Set the following entries down again exactly, line by line.

:: LISTED RECORDS

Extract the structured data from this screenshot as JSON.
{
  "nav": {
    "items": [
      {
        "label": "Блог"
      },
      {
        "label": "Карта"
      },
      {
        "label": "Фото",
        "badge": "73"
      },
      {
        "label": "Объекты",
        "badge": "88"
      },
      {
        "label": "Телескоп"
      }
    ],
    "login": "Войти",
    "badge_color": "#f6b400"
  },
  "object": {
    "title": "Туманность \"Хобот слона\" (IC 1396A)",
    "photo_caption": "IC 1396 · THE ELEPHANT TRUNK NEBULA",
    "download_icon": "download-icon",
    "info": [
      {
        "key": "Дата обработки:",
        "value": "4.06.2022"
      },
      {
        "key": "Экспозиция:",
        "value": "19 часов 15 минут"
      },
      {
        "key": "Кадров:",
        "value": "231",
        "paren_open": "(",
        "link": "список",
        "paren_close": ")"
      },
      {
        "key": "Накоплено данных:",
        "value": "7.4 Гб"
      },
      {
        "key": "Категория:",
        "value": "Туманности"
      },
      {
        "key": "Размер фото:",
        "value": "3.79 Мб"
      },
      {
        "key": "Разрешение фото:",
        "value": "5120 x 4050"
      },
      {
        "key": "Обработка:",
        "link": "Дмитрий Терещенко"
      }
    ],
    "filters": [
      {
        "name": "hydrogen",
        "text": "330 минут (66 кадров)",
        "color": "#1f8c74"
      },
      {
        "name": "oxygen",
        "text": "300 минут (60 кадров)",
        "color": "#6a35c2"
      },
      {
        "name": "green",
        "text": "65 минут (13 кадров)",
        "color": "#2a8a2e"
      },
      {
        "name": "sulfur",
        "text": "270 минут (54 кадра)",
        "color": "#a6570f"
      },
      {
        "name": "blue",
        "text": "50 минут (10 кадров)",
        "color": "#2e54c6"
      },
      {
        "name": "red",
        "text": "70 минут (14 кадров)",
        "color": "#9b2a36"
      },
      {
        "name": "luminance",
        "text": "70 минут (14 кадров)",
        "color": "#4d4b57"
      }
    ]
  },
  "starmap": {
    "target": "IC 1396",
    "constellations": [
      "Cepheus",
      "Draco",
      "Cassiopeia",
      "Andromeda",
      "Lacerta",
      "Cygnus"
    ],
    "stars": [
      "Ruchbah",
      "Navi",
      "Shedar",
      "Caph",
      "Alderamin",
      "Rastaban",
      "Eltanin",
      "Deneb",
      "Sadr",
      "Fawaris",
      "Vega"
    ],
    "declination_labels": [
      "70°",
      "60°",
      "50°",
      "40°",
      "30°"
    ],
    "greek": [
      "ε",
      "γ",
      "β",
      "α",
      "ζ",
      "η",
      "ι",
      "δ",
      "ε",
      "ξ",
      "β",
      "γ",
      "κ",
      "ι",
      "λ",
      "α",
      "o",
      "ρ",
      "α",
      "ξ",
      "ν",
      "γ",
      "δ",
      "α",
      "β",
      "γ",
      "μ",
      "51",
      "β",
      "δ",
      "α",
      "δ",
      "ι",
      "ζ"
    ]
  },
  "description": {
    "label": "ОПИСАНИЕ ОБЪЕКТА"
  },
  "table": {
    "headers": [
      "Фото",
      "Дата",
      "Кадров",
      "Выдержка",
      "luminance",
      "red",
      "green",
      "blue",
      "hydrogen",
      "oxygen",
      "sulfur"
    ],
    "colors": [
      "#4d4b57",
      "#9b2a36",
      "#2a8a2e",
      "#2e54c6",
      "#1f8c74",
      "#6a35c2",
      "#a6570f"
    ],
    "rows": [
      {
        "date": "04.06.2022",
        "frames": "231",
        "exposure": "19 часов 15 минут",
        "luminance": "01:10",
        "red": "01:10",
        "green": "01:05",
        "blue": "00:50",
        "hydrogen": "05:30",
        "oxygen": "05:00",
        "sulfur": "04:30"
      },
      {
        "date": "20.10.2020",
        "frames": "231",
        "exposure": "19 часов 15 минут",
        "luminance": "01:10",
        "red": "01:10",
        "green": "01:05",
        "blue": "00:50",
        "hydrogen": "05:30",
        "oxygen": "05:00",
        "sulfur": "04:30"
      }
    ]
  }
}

::::

• FINISHED EXERCISE:
Extract the structured data from this screenshot as JSON.
{
  "nav": {
    "items": [
      {
        "label": "Блог"
      },
      {
        "label": "Карта"
      },
      {
        "label": "Фото",
        "badge": "73"
      },
      {
        "label": "Объекты",
        "badge": "88"
      },
      {
        "label": "Телескоп"
      }
    ],
    "login": "Войти",
    "badge_color": "#f6b400"
  },
  "object": {
    "title": "Туманность \"Хобот слона\" (IC 1396A)",
    "photo_caption": "IC 1396 · THE ELEPHANT TRUNK NEBULA",
    "download_icon": "download-icon",
    "info": [
      {
        "key": "Дата обработки:",
        "value": "4.06.2022"
      },
      {
        "key": "Экспозиция:",
        "value": "19 часов 15 минут"
      },
      {
        "key": "Кадров:",
        "value": "231",
        "paren_open": "(",
        "link": "список",
        "paren_close": ")"
      },
      {
        "key": "Накоплено данных:",
        "value": "7.4 Гб"
      },
      {
        "key": "Категория:",
        "value": "Туманности"
      },
      {
        "key": "Размер фото:",
        "value": "3.79 Мб"
      },
      {
        "key": "Разрешение фото:",
        "value": "5120 x 4050"
      },
      {
        "key": "Обработка:",
        "link": "Дмитрий Терещенко"
      }
    ],
    "filters": [
      {
        "name": "hydrogen",
        "text": "330 минут (66 кадров)",
        "color": "#1f8c74"
      },
      {
        "name": "oxygen",
        "text": "300 минут (60 кадров)",
        "color": "#6a35c2"
      },
      {
        "name": "green",
        "text": "65 минут (13 кадров)",
        "color": "#2a8a2e"
      },
      {
        "name": "sulfur",
        "text": "270 минут (54 кадра)",
        "color": "#a6570f"
      },
      {
        "name": "blue",
        "text": "50 минут (10 кадров)",
        "color": "#2e54c6"
      },
      {
        "name": "red",
        "text": "70 минут (14 кадров)",
        "color": "#9b2a36"
      },
      {
        "name": "luminance",
        "text": "70 минут (14 кадров)",
        "color": "#4d4b57"
      }
    ]
  },
  "starmap": {
    "target": "IC 1396",
    "constellations": [
      "Cepheus",
      "Draco",
      "Cassiopeia",
      "Andromeda",
      "Lacerta",
      "Cygnus"
    ],
    "stars": [
      "Ruchbah",
      "Navi",
      "Shedar",
      "Caph",
      "Alderamin",
      "Rastaban",
      "Eltanin",
      "Deneb",
      "Sadr",
      "Fawaris",
      "Vega"
    ],
    "declination_labels": [
      "70°",
      "60°",
      "50°",
      "40°",
      "30°"
    ],
    "greek": [
      "ε",
      "γ",
      "β",
      "α",
      "ζ",
      "η",
      "ι",
      "δ",
      "ε",
      "ξ",
      "β",
      "γ",
      "κ",
      "ι",
      "λ",
      "α",
      "o",
      "ρ",
      "α",
      "ξ",
      "ν",
      "γ",
      "δ",
      "α",
      "β",
      "γ",
      "μ",
      "51",
      "β",
      "δ",
      "α",
      "δ",
      "ι",
      "ζ"
    ]
  },
  "description": {
    "label": "ОПИСАНИЕ ОБЪЕКТА"
  },
  "table": {
    "headers": [
      "Фото",
      "Дата",
      "Кадров",
      "Выдержка",
      "luminance",
      "red",
      "green",
      "blue",
      "hydrogen",
      "oxygen",
      "sulfur"
    ],
    "colors": [
      "#4d4b57",
      "#9b2a36",
      "#2a8a2e",
      "#2e54c6",
      "#1f8c74",
      "#6a35c2",
      "#a6570f"
    ],
    "rows": [
      {
        "date": "04.06.2022",
        "frames": "231",
        "exposure": "19 часов 15 минут",
        "luminance": "01:10",
        "red": "01:10",
        "green": "01:05",
        "blue": "00:50",
        "hydrogen": "05:30",
        "oxygen": "05:00",
        "sulfur": "04:30"
      },
      {
        "date": "20.10.2020",
        "frames": "231",
        "exposure": "19 часов 15 минут",
        "luminance": "01:10",
        "red": "01:10",
        "green": "01:05",
        "blue": "00:50",
        "hydrogen": "05:30",
        "oxygen": "05:00",
        "sulfur": "04:30"
      }
    ]
  }
}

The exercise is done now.